* START RECORDS FOR PROCESSING *

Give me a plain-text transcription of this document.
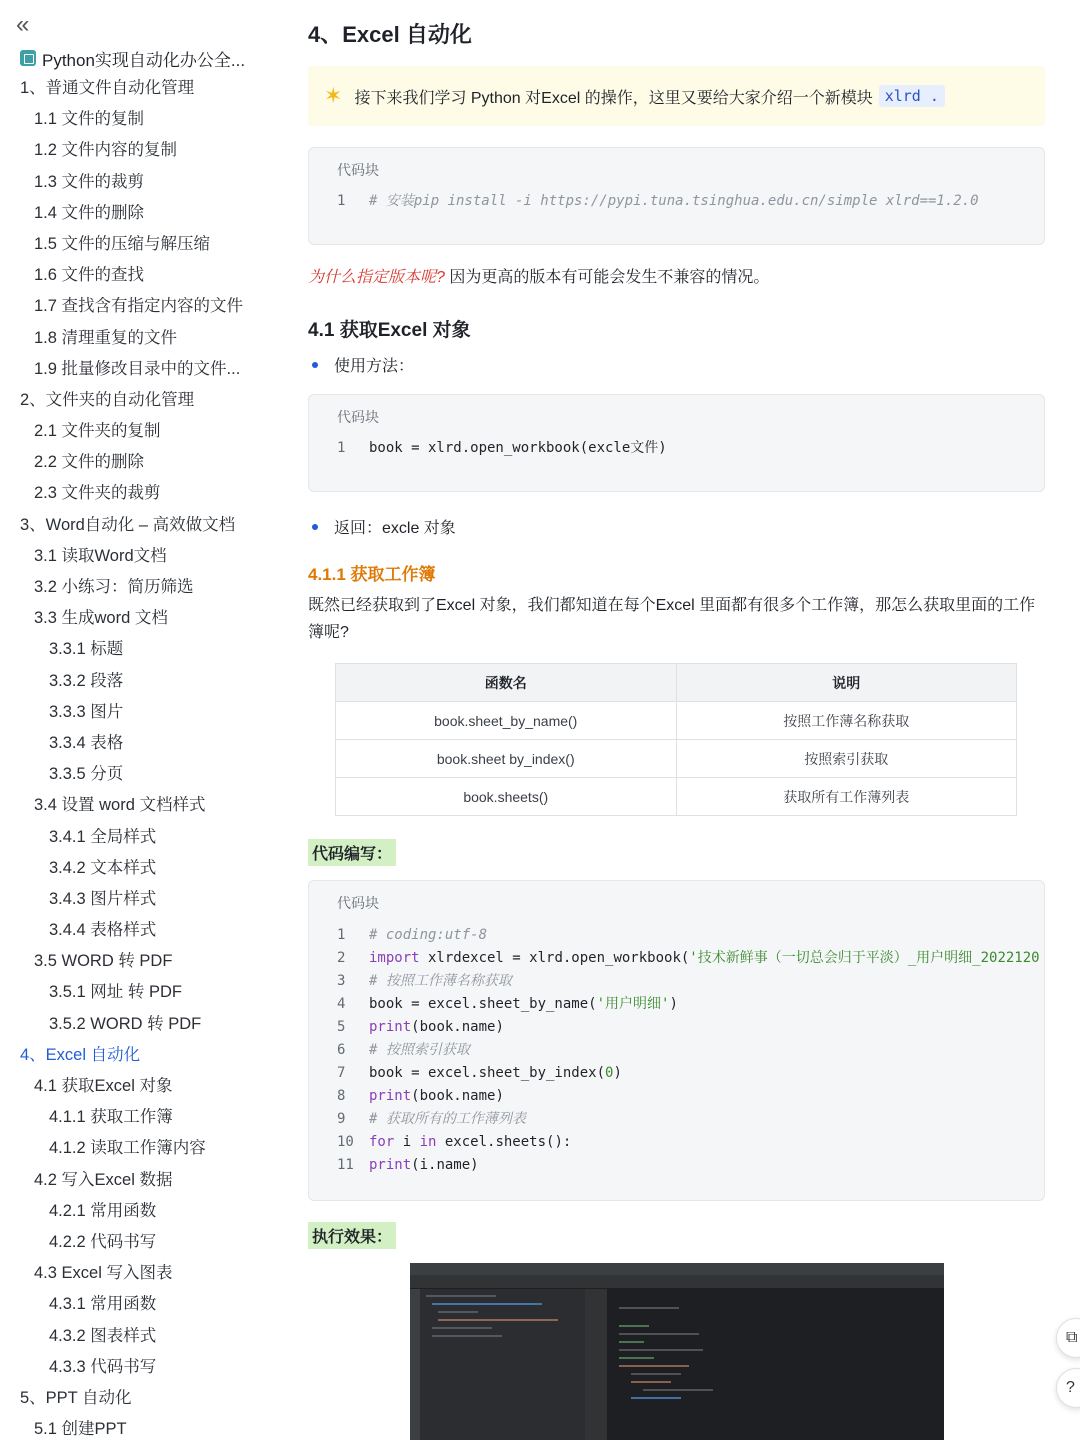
«
Python实现自动化办公全...
1、普通文件自动化管理
1.1 文件的复制
1.2 文件内容的复制
1.3 文件的裁剪
1.4 文件的删除
1.5 文件的压缩与解压缩
1.6 文件的查找
1.7 查找含有指定内容的文件
1.8 清理重复的文件
1.9 批量修改目录中的文件...
2、文件夹的自动化管理
2.1 文件夹的复制
2.2 文件的删除
2.3 文件夹的裁剪
3、Word自动化 – 高效做文档
3.1 读取Word文档
3.2 小练习：简历筛选
3.3 生成word 文档
3.3.1 标题
3.3.2 段落
3.3.3 图片
3.3.4 表格
3.3.5 分页
3.4 设置 word 文档样式
3.4.1 全局样式
3.4.2 文本样式
3.4.3 图片样式
3.4.4 表格样式
3.5 WORD 转 PDF
3.5.1 网址 转 PDF
3.5.2 WORD 转 PDF
4、Excel 自动化
4.1 获取Excel 对象
4.1.1 获取工作簿
4.1.2 读取工作簿内容
4.2 写入Excel 数据
4.2.1 常用函数
4.2.2 代码书写
4.3 Excel 写入图表
4.3.1 常用函数
4.3.2 图表样式
4.3.3 代码书写
5、PPT 自动化
5.1 创建PPT
4、Excel 自动化
✶ 接下来我们学习 Python 对Excel 的操作，这里又要给大家介绍一个新模块 xlrd .
代码块
1 # 安装pip install -i https://pypi.tuna.tsinghua.edu.cn/simple xlrd==1.2.0
为什么指定版本呢? 因为更高的版本有可能会发生不兼容的情况。
4.1 获取Excel 对象
使用方法：
代码块
1 book = xlrd.open_workbook(excle文件)
返回：excle 对象
4.1.1 获取工作簿
既然已经获取到了Excel 对象，我们都知道在每个Excel 里面都有很多个工作簿，那怎么获取里面的工作簿呢?
函数名	说明
book.sheet_by_name()	按照工作薄名称获取
book.sheet by_index()	按照索引获取
book.sheets()	获取所有工作薄列表
代码编写：
代码块
1 # coding:utf-8
2 import xlrdexcel = xlrd.open_workbook('技术新鲜事（一切总会归于平淡）_用户明细_2022120
3 # 按照工作薄名称获取
4 book = excel.sheet_by_name('用户明细')
5 print(book.name)
6 # 按照索引获取
7 book = excel.sheet_by_index(0)
8 print(book.name)
9 # 获取所有的工作薄列表
10 for i in excel.sheets():
11 print(i.name)
执行效果：
⧉
?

* END RECORDS FOR PROCESSING *

SET TASK -> Above are records to transcribe exactly; leave their pictures out.

COMPLETE OUTPUT ->
Give me a plain-text transcription of this document.
«
Python实现自动化办公全...
1、普通文件自动化管理
1.1 文件的复制
1.2 文件内容的复制
1.3 文件的裁剪
1.4 文件的删除
1.5 文件的压缩与解压缩
1.6 文件的查找
1.7 查找含有指定内容的文件
1.8 清理重复的文件
1.9 批量修改目录中的文件...
2、文件夹的自动化管理
2.1 文件夹的复制
2.2 文件的删除
2.3 文件夹的裁剪
3、Word自动化 – 高效做文档
3.1 读取Word文档
3.2 小练习：简历筛选
3.3 生成word 文档
3.3.1 标题
3.3.2 段落
3.3.3 图片
3.3.4 表格
3.3.5 分页
3.4 设置 word 文档样式
3.4.1 全局样式
3.4.2 文本样式
3.4.3 图片样式
3.4.4 表格样式
3.5 WORD 转 PDF
3.5.1 网址 转 PDF
3.5.2 WORD 转 PDF
4、Excel 自动化
4.1 获取Excel 对象
4.1.1 获取工作簿
4.1.2 读取工作簿内容
4.2 写入Excel 数据
4.2.1 常用函数
4.2.2 代码书写
4.3 Excel 写入图表
4.3.1 常用函数
4.3.2 图表样式
4.3.3 代码书写
5、PPT 自动化
5.1 创建PPT
4、Excel 自动化
✶ 接下来我们学习 Python 对Excel 的操作，这里又要给大家介绍一个新模块 xlrd .
代码块
1 # 安装pip install -i https://pypi.tuna.tsinghua.edu.cn/simple xlrd==1.2.0
为什么指定版本呢? 因为更高的版本有可能会发生不兼容的情况。
4.1 获取Excel 对象
使用方法：
代码块
1 book = xlrd.open_workbook(excle文件)
返回：excle 对象
4.1.1 获取工作簿
既然已经获取到了Excel 对象，我们都知道在每个Excel 里面都有很多个工作簿，那怎么获取里面的工作簿呢?
函数名	说明
book.sheet_by_name()	按照工作薄名称获取
book.sheet by_index()	按照索引获取
book.sheets()	获取所有工作薄列表
代码编写：
代码块
1 # coding:utf-8
2 import xlrdexcel = xlrd.open_workbook('技术新鲜事（一切总会归于平淡）_用户明细_2022120
3 # 按照工作薄名称获取
4 book = excel.sheet_by_name('用户明细')
5 print(book.name)
6 # 按照索引获取
7 book = excel.sheet_by_index(0)
8 print(book.name)
9 # 获取所有的工作薄列表
10 for i in excel.sheets():
11 print(i.name)
执行效果：
⧉
?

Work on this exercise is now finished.